Source records

— begin —

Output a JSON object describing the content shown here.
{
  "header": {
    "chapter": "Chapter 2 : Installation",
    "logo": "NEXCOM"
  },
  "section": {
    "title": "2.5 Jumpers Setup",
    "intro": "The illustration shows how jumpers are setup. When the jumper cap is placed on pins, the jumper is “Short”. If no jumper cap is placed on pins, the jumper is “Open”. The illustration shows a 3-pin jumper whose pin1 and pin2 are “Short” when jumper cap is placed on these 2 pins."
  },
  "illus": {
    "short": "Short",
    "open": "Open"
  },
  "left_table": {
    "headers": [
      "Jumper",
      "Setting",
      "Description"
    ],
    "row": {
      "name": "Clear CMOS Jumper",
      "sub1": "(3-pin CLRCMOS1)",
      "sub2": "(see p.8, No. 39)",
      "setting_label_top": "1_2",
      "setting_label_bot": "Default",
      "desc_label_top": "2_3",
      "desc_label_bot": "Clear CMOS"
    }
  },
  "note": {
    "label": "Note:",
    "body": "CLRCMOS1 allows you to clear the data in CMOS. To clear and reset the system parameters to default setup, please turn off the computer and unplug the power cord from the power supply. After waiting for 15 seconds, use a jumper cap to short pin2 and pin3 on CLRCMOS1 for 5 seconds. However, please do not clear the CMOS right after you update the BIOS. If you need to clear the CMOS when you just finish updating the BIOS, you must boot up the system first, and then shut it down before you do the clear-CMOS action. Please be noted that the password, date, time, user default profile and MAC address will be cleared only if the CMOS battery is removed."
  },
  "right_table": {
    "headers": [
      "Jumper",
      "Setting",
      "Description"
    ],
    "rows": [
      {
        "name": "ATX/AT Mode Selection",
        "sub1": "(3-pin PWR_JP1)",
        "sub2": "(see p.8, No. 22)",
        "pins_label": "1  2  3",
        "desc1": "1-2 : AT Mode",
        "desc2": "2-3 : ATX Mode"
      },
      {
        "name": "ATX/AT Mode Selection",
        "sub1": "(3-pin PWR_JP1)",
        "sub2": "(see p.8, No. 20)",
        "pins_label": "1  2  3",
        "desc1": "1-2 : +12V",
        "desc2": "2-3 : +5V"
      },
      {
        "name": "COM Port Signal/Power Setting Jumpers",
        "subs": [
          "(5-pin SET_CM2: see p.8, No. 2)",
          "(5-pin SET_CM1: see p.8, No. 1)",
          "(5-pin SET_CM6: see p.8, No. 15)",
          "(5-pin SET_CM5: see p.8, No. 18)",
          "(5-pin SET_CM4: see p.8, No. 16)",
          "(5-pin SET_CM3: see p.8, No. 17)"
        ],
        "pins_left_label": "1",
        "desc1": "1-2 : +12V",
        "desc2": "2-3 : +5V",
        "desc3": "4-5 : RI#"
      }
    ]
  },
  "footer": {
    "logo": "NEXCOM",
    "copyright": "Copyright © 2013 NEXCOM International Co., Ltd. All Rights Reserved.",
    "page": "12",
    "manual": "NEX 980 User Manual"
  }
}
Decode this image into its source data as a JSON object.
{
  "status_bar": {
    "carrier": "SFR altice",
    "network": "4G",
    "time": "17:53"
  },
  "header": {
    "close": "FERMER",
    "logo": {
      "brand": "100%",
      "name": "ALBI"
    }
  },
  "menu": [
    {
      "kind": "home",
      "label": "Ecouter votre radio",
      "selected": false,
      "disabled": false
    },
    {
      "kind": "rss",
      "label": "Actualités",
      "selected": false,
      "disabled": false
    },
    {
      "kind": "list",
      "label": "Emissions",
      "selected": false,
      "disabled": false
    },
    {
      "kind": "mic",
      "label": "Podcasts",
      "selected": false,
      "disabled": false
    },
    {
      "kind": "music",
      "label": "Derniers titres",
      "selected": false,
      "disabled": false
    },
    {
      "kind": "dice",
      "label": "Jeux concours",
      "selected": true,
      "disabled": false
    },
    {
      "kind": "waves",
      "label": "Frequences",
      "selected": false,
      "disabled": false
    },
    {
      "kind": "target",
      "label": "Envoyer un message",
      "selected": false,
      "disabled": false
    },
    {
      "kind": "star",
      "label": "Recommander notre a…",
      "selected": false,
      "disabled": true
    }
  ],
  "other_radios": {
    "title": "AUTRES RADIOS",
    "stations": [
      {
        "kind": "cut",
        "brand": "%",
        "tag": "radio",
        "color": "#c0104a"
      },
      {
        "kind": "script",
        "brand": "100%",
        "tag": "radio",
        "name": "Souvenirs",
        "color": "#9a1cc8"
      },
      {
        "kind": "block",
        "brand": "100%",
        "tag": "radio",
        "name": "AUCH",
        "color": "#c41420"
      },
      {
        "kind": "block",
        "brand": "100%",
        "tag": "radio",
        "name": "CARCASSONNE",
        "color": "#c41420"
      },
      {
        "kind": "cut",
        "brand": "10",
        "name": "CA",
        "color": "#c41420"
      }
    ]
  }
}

— end —

→ **Task statement**:
Working from the material above, retype it in its entirety without change.

→ **Task answer**:
Output a JSON object describing the content shown here.
{
  "header": {
    "chapter": "Chapter 2 : Installation",
    "logo": "NEXCOM"
  },
  "section": {
    "title": "2.5 Jumpers Setup",
    "intro": "The illustration shows how jumpers are setup. When the jumper cap is placed on pins, the jumper is “Short”. If no jumper cap is placed on pins, the jumper is “Open”. The illustration shows a 3-pin jumper whose pin1 and pin2 are “Short” when jumper cap is placed on these 2 pins."
  },
  "illus": {
    "short": "Short",
    "open": "Open"
  },
  "left_table": {
    "headers": [
      "Jumper",
      "Setting",
      "Description"
    ],
    "row": {
      "name": "Clear CMOS Jumper",
      "sub1": "(3-pin CLRCMOS1)",
      "sub2": "(see p.8, No. 39)",
      "setting_label_top": "1_2",
      "setting_label_bot": "Default",
      "desc_label_top": "2_3",
      "desc_label_bot": "Clear CMOS"
    }
  },
  "note": {
    "label": "Note:",
    "body": "CLRCMOS1 allows you to clear the data in CMOS. To clear and reset the system parameters to default setup, please turn off the computer and unplug the power cord from the power supply. After waiting for 15 seconds, use a jumper cap to short pin2 and pin3 on CLRCMOS1 for 5 seconds. However, please do not clear the CMOS right after you update the BIOS. If you need to clear the CMOS when you just finish updating the BIOS, you must boot up the system first, and then shut it down before you do the clear-CMOS action. Please be noted that the password, date, time, user default profile and MAC address will be cleared only if the CMOS battery is removed."
  },
  "right_table": {
    "headers": [
      "Jumper",
      "Setting",
      "Description"
    ],
    "rows": [
      {
        "name": "ATX/AT Mode Selection",
        "sub1": "(3-pin PWR_JP1)",
        "sub2": "(see p.8, No. 22)",
        "pins_label": "1  2  3",
        "desc1": "1-2 : AT Mode",
        "desc2": "2-3 : ATX Mode"
      },
      {
        "name": "ATX/AT Mode Selection",
        "sub1": "(3-pin PWR_JP1)",
        "sub2": "(see p.8, No. 20)",
        "pins_label": "1  2  3",
        "desc1": "1-2 : +12V",
        "desc2": "2-3 : +5V"
      },
      {
        "name": "COM Port Signal/Power Setting Jumpers",
        "subs": [
          "(5-pin SET_CM2: see p.8, No. 2)",
          "(5-pin SET_CM1: see p.8, No. 1)",
          "(5-pin SET_CM6: see p.8, No. 15)",
          "(5-pin SET_CM5: see p.8, No. 18)",
          "(5-pin SET_CM4: see p.8, No. 16)",
          "(5-pin SET_CM3: see p.8, No. 17)"
        ],
        "pins_left_label": "1",
        "desc1": "1-2 : +12V",
        "desc2": "2-3 : +5V",
        "desc3": "4-5 : RI#"
      }
    ]
  },
  "footer": {
    "logo": "NEXCOM",
    "copyright": "Copyright © 2013 NEXCOM International Co., Ltd. All Rights Reserved.",
    "page": "12",
    "manual": "NEX 980 User Manual"
  }
}
Decode this image into its source data as a JSON object.
{
  "status_bar": {
    "carrier": "SFR altice",
    "network": "4G",
    "time": "17:53"
  },
  "header": {
    "close": "FERMER",
    "logo": {
      "brand": "100%",
      "name": "ALBI"
    }
  },
  "menu": [
    {
      "kind": "home",
      "label": "Ecouter votre radio",
      "selected": false,
      "disabled": false
    },
    {
      "kind": "rss",
      "label": "Actualités",
      "selected": false,
      "disabled": false
    },
    {
      "kind": "list",
      "label": "Emissions",
      "selected": false,
      "disabled": false
    },
    {
      "kind": "mic",
      "label": "Podcasts",
      "selected": false,
      "disabled": false
    },
    {
      "kind": "music",
      "label": "Derniers titres",
      "selected": false,
      "disabled": false
    },
    {
      "kind": "dice",
      "label": "Jeux concours",
      "selected": true,
      "disabled": false
    },
    {
      "kind": "waves",
      "label": "Frequences",
      "selected": false,
      "disabled": false
    },
    {
      "kind": "target",
      "label": "Envoyer un message",
      "selected": false,
      "disabled": false
    },
    {
      "kind": "star",
      "label": "Recommander notre a…",
      "selected": false,
      "disabled": true
    }
  ],
  "other_radios": {
    "title": "AUTRES RADIOS",
    "stations": [
      {
        "kind": "cut",
        "brand": "%",
        "tag": "radio",
        "color": "#c0104a"
      },
      {
        "kind": "script",
        "brand": "100%",
        "tag": "radio",
        "name": "Souvenirs",
        "color": "#9a1cc8"
      },
      {
        "kind": "block",
        "brand": "100%",
        "tag": "radio",
        "name": "AUCH",
        "color": "#c41420"
      },
      {
        "kind": "block",
        "brand": "100%",
        "tag": "radio",
        "name": "CARCASSONNE",
        "color": "#c41420"
      },
      {
        "kind": "cut",
        "brand": "10",
        "name": "CA",
        "color": "#c41420"
      }
    ]
  }
}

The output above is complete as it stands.